Count the lines containing "icon" in the entries underneath, and state that count without anything else.

[Records from a collection]
----------------------------------------

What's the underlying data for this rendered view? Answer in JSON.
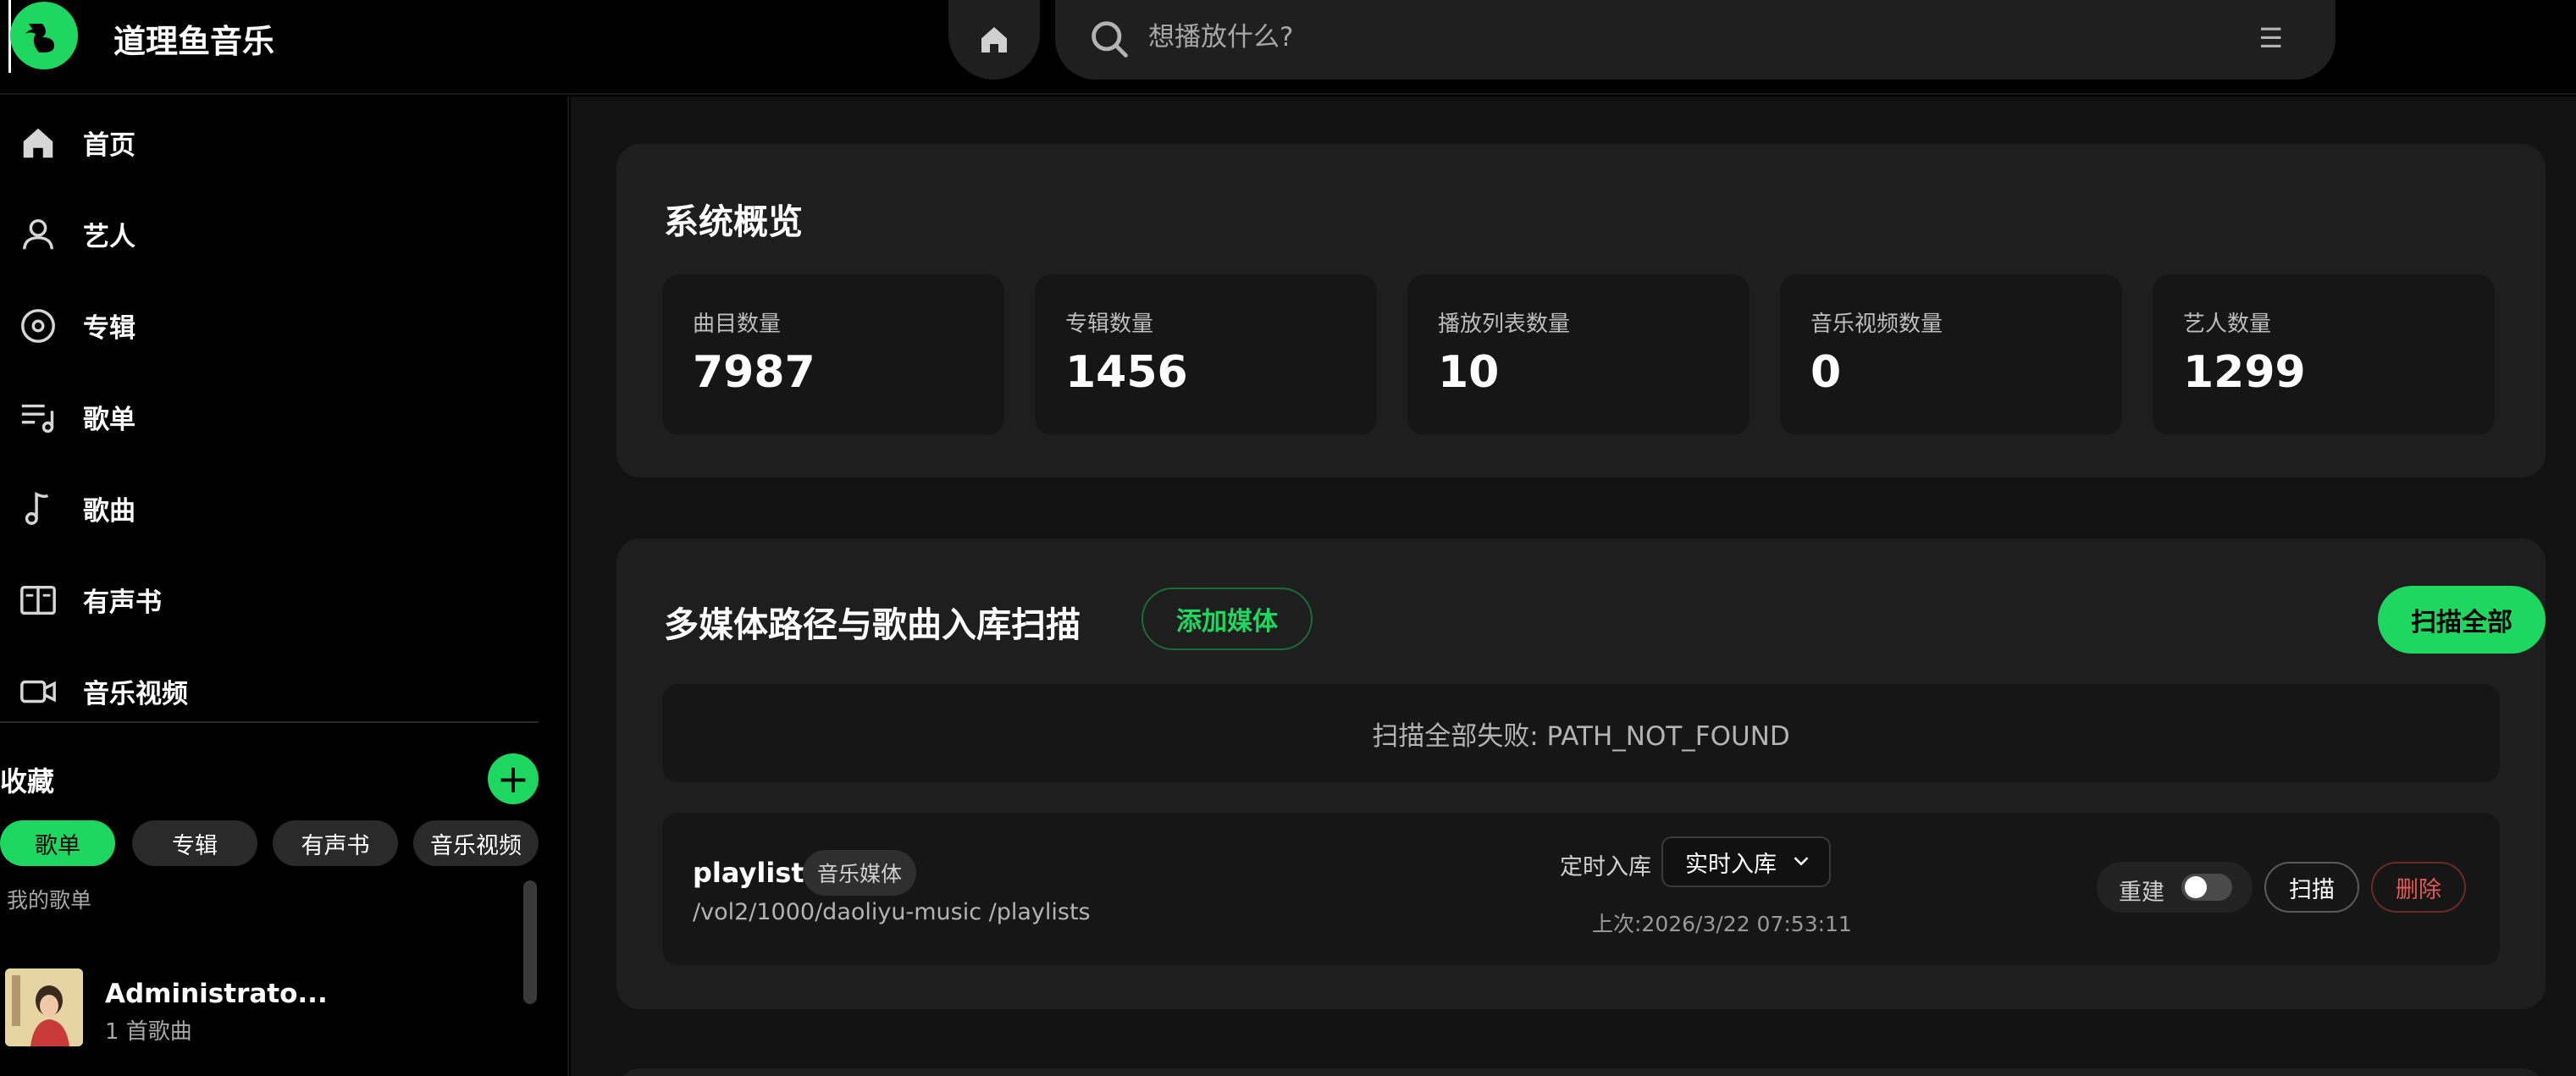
{
  "app": {
    "title": "道理鱼音乐"
  },
  "header": {
    "search_placeholder": "想播放什么?"
  },
  "sidebar": {
    "nav": [
      {
        "label": "首页",
        "icon": "home-icon"
      },
      {
        "label": "艺人",
        "icon": "person-icon"
      },
      {
        "label": "专辑",
        "icon": "disc-icon"
      },
      {
        "label": "歌单",
        "icon": "playlist-icon"
      },
      {
        "label": "歌曲",
        "icon": "music-note-icon"
      },
      {
        "label": "有声书",
        "icon": "book-icon"
      },
      {
        "label": "音乐视频",
        "icon": "video-icon"
      }
    ],
    "favorites_title": "收藏",
    "filters": [
      "歌单",
      "专辑",
      "有声书",
      "音乐视频"
    ],
    "active_filter": "歌单",
    "my_playlists_label": "我的歌单",
    "playlist": {
      "name": "Administrato...",
      "count": "1 首歌曲"
    }
  },
  "overview": {
    "title": "系统概览",
    "stats": [
      {
        "label": "曲目数量",
        "value": "7987"
      },
      {
        "label": "专辑数量",
        "value": "1456"
      },
      {
        "label": "播放列表数量",
        "value": "10"
      },
      {
        "label": "音乐视频数量",
        "value": "0"
      },
      {
        "label": "艺人数量",
        "value": "1299"
      }
    ]
  },
  "scan": {
    "title": "多媒体路径与歌曲入库扫描",
    "add_media_label": "添加媒体",
    "scan_all_label": "扫描全部",
    "error_message": "扫描全部失败: PATH_NOT_FOUND",
    "media": {
      "name": "playlists",
      "badge": "音乐媒体",
      "path": "/vol2/1000/daoliyu-music /playlists",
      "schedule_label": "定时入库",
      "schedule_value": "实时入库",
      "last_scan": "上次:2026/3/22 07:53:11",
      "rebuild_label": "重建",
      "rebuild_enabled": false,
      "scan_label": "扫描",
      "delete_label": "删除"
    }
  },
  "colors": {
    "accent": "#1ed760",
    "background": "#000000",
    "main_bg": "#121212",
    "card_bg": "#1e1e1e",
    "danger": "#e05a5a"
  }
}
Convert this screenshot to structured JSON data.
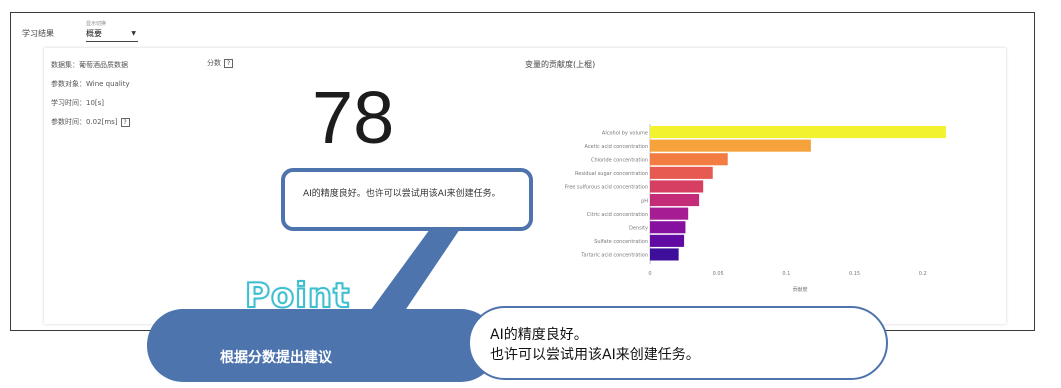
{
  "header": {
    "title": "学习结果",
    "display_label": "显示切换",
    "display_value": "概要"
  },
  "info": {
    "dataset": "数据集：葡萄酒品质数据",
    "target": "参数对象：Wine quality",
    "train_time": "学习时间：10[s]",
    "infer_time": "参数时间：0.02[ms]",
    "help": "?"
  },
  "score": {
    "label": "分数",
    "help": "?",
    "value": "78"
  },
  "chart_data": {
    "type": "bar",
    "orientation": "horizontal",
    "title": "变量的贡献度(上棍)",
    "xlabel": "贡献度",
    "ylabel": "",
    "xlim": [
      0,
      0.22
    ],
    "xticks": [
      "0",
      "0.05",
      "0.1",
      "0.15",
      "0.2"
    ],
    "categories": [
      "Alcohol by volume",
      "Acetic acid concentration",
      "Chloride concentration",
      "Residual sugar concentration",
      "Free sulfurous acid concentration",
      "pH",
      "Citric acid concentration",
      "Density",
      "Sulfate concentration",
      "Tartaric acid concentration"
    ],
    "values": [
      0.217,
      0.118,
      0.057,
      0.046,
      0.039,
      0.036,
      0.028,
      0.026,
      0.025,
      0.021
    ],
    "colors": [
      "#f3f22e",
      "#f7a33c",
      "#f27c42",
      "#e65a52",
      "#d63f62",
      "#c42b79",
      "#a51c93",
      "#8610a0",
      "#620ba3",
      "#3d0f9a"
    ]
  },
  "bubble": {
    "text": "AI的精度良好。也许可以尝试用该AI来创建任务。"
  },
  "callout": {
    "point": "Point",
    "left_label": "根据分数提出建议",
    "right_line1": "AI的精度良好。",
    "right_line2": "也许可以尝试用该AI来创建任务。"
  }
}
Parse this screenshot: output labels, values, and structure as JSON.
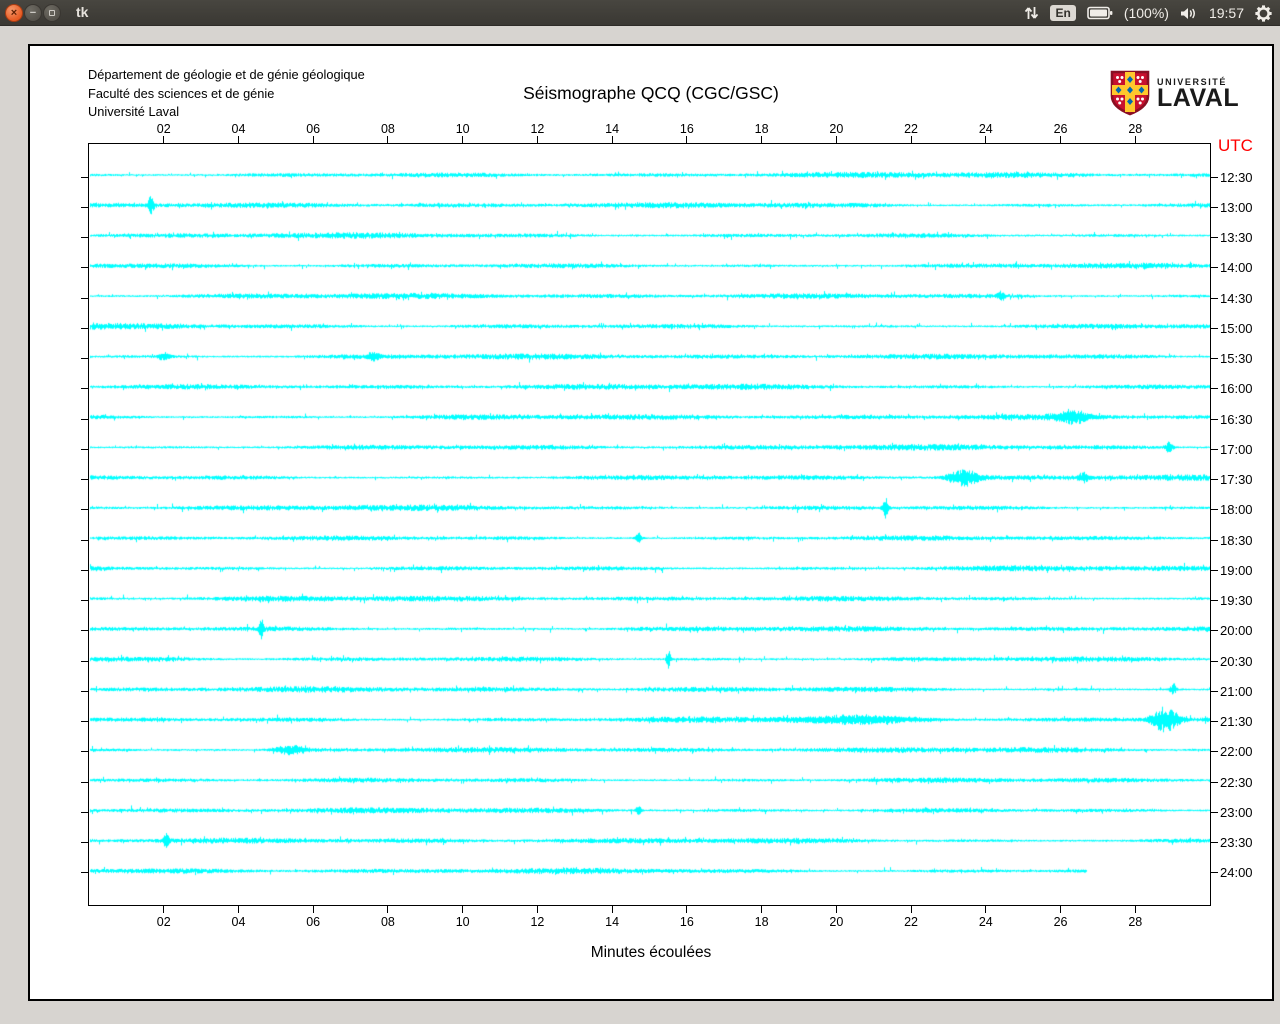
{
  "titlebar": {
    "title": "tk"
  },
  "tray": {
    "keyboard_label": "En",
    "battery_label": "(100%)",
    "clock": "19:57"
  },
  "document": {
    "org_lines": [
      "Département de géologie et de génie géologique",
      "Faculté des sciences et de génie",
      "Université Laval"
    ],
    "title": "Séismographe QCQ (CGC/GSC)",
    "logo": {
      "word1": "UNIVERSITÉ",
      "word2": "LAVAL"
    },
    "utc_label": "UTC",
    "xlabel": "Minutes écoulées"
  },
  "colors": {
    "trace": "#00ffff",
    "utc_label": "#ff0000",
    "panel": "#3a3833",
    "page_bg": "#ffffff",
    "desktop_bg": "#d7d4d0"
  },
  "chart_data": {
    "type": "line",
    "title": "Séismographe QCQ (CGC/GSC)",
    "xlabel": "Minutes écoulées",
    "y_axis_title": "UTC",
    "x_range_minutes": [
      0,
      30
    ],
    "x_tick_minutes": [
      2,
      4,
      6,
      8,
      10,
      12,
      14,
      16,
      18,
      20,
      22,
      24,
      26,
      28
    ],
    "x_tick_labels": [
      "02",
      "04",
      "06",
      "08",
      "10",
      "12",
      "14",
      "16",
      "18",
      "20",
      "22",
      "24",
      "26",
      "28"
    ],
    "grid": false,
    "trace_color": "#00ffff",
    "rows": [
      {
        "utc": "12:30",
        "end_minute": 30,
        "events": []
      },
      {
        "utc": "13:00",
        "end_minute": 30,
        "events": [
          {
            "minute": 1.65,
            "amp": 9,
            "w": 0.06
          }
        ]
      },
      {
        "utc": "13:30",
        "end_minute": 30,
        "events": []
      },
      {
        "utc": "14:00",
        "end_minute": 30,
        "events": []
      },
      {
        "utc": "14:30",
        "end_minute": 30,
        "events": [
          {
            "minute": 24.4,
            "amp": 5,
            "w": 0.06
          }
        ]
      },
      {
        "utc": "15:00",
        "end_minute": 30,
        "events": []
      },
      {
        "utc": "15:30",
        "end_minute": 30,
        "events": [
          {
            "minute": 2.0,
            "amp": 4,
            "w": 0.1
          },
          {
            "minute": 7.6,
            "amp": 4,
            "w": 0.1
          }
        ]
      },
      {
        "utc": "16:00",
        "end_minute": 30,
        "events": []
      },
      {
        "utc": "16:30",
        "end_minute": 30,
        "events": [
          {
            "minute": 26.3,
            "amp": 6,
            "w": 0.3
          }
        ]
      },
      {
        "utc": "17:00",
        "end_minute": 30,
        "events": [
          {
            "minute": 28.9,
            "amp": 6,
            "w": 0.07
          }
        ]
      },
      {
        "utc": "17:30",
        "end_minute": 30,
        "events": [
          {
            "minute": 23.4,
            "amp": 8,
            "w": 0.3
          },
          {
            "minute": 26.6,
            "amp": 5,
            "w": 0.1
          }
        ]
      },
      {
        "utc": "18:00",
        "end_minute": 30,
        "events": [
          {
            "minute": 21.3,
            "amp": 11,
            "w": 0.05
          }
        ]
      },
      {
        "utc": "18:30",
        "end_minute": 30,
        "events": [
          {
            "minute": 14.7,
            "amp": 5,
            "w": 0.06
          }
        ]
      },
      {
        "utc": "19:00",
        "end_minute": 30,
        "events": []
      },
      {
        "utc": "19:30",
        "end_minute": 30,
        "events": []
      },
      {
        "utc": "20:00",
        "end_minute": 30,
        "events": [
          {
            "minute": 4.6,
            "amp": 11,
            "w": 0.04
          }
        ]
      },
      {
        "utc": "20:30",
        "end_minute": 30,
        "events": [
          {
            "minute": 15.5,
            "amp": 12,
            "w": 0.04
          }
        ]
      },
      {
        "utc": "21:00",
        "end_minute": 30,
        "events": [
          {
            "minute": 29.0,
            "amp": 6,
            "w": 0.06
          }
        ]
      },
      {
        "utc": "21:30",
        "end_minute": 30,
        "events": [
          {
            "minute": 20.5,
            "amp": 3,
            "w": 1.2
          },
          {
            "minute": 28.8,
            "amp": 13,
            "w": 0.25
          }
        ]
      },
      {
        "utc": "22:00",
        "end_minute": 30,
        "events": [
          {
            "minute": 5.4,
            "amp": 4,
            "w": 0.3
          }
        ]
      },
      {
        "utc": "22:30",
        "end_minute": 30,
        "events": []
      },
      {
        "utc": "23:00",
        "end_minute": 30,
        "events": [
          {
            "minute": 14.7,
            "amp": 7,
            "w": 0.05
          }
        ]
      },
      {
        "utc": "23:30",
        "end_minute": 30,
        "events": [
          {
            "minute": 2.05,
            "amp": 8,
            "w": 0.05
          }
        ]
      },
      {
        "utc": "24:00",
        "end_minute": 26.7,
        "events": []
      }
    ]
  }
}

----------------------------------------

OUTPUT -
7